===== SEITE =====

Doch: nein. Mit einem vertraulichen „Hallo Vera“ schlawenzelte sich jetzt ein Brief der CDU-Jugend auf den Frühstückstisch der 30jährigen Vera L., deren Nachname in dieser Union der Jugend leider nichts mehr zur gemeinsamen Sache tut.

Nicht unter Gleichgesinnten, die wissen, daß nach dem Frühstück aufgeräumt wird! Also gucken jetzt erstmal die idealen Ersatzeltern Catrin Hannken und Claas Rohmeyer fettgedruckt und vor einem satten Mischwald aus der rechten oberen Ecke des Rundbriefs und rufen: „Hallo Vera, ein kluger Satz heißt 'neue Besen kehren gut'.“

So steht das da, ungelogen. Die ganze Bremer Jungschar der Lothars, Linas, Leonores zwischen 20 und 30 Jahren hat solch einen Brief bekommen. Das Statistische Landesamt hat sie den Jungunionisten aus ihren Unterlagen zur Verfügung gestellt – mit Fug und Recht übrigens; entziehen kann sich dem Gedächtnis von Väterchen Staat und seinen vereinigten Söhnen und Töchtern nur, wer beim Einwohnermeldeamt zuvor mit vollem Namen Widerspruch eingelegt hat.

===== BEREITGESTELLTE DATEN =====

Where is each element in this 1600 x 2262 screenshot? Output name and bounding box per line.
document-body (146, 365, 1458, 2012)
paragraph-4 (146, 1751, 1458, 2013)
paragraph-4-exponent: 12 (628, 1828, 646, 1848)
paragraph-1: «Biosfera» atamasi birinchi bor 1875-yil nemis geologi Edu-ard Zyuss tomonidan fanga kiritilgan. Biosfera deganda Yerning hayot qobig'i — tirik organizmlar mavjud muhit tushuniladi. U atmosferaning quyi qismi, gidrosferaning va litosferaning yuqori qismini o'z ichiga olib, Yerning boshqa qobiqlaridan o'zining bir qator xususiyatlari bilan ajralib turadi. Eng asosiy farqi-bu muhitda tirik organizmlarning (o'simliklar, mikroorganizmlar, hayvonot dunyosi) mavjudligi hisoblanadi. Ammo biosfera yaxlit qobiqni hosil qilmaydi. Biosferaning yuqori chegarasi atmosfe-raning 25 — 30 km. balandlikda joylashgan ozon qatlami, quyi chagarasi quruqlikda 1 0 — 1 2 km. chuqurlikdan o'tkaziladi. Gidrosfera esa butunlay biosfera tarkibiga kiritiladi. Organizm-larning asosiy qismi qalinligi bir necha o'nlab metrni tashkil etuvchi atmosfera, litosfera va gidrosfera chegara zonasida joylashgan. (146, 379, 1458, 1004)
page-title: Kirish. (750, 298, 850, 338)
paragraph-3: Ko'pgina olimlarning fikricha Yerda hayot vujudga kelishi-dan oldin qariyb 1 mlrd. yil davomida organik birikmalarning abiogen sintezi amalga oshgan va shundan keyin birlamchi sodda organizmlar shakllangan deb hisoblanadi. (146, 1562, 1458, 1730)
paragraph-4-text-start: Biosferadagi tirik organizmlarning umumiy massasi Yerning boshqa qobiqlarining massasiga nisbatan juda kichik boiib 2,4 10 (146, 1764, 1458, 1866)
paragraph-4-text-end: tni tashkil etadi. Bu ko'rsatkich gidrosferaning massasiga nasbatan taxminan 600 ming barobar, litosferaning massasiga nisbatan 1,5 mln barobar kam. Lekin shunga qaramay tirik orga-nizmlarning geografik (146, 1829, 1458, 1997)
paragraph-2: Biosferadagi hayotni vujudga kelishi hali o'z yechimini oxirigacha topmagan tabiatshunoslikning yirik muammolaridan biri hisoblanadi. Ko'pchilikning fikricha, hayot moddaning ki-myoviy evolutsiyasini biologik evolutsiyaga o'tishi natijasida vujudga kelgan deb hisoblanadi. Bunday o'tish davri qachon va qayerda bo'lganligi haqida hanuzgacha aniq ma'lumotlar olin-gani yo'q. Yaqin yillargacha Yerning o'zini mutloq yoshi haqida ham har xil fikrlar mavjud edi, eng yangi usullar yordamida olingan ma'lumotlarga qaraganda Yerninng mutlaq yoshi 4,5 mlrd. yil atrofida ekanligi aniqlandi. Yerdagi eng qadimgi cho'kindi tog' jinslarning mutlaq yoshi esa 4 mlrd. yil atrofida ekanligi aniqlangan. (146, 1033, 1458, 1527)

=====

◆ ZU ERLEDIGENDE AUFGABE
Führen Sie den Text über den Rundbrief der CDU-Jugend im Anschluss an seinen letzten Satz weiter.

◆ ERGEBNIS DER AUFGABE
Und so wurden denn die armen Veras, Viktors und Valentinas am Frühstückstisch alle zusammen und jeder für sich von der christlichen Parteifamilie um ihren Familiennamen betrogen. An eben seiner Stelle sahen sie sich mit der ungeheuerlichen These konfrontiert, daß ein kluger Satz 'neue Besen kehren gut' „heißt“. Welch drolliger Name für einen klugen Satz! Und welch merkwürdiger Satz an Stelle des Eigennamens von Vera L. Da soll noch einer erzählen, es gebe im Eifer des demokratischen Wortgefechts keinen faschistischen Sprachgebrauch.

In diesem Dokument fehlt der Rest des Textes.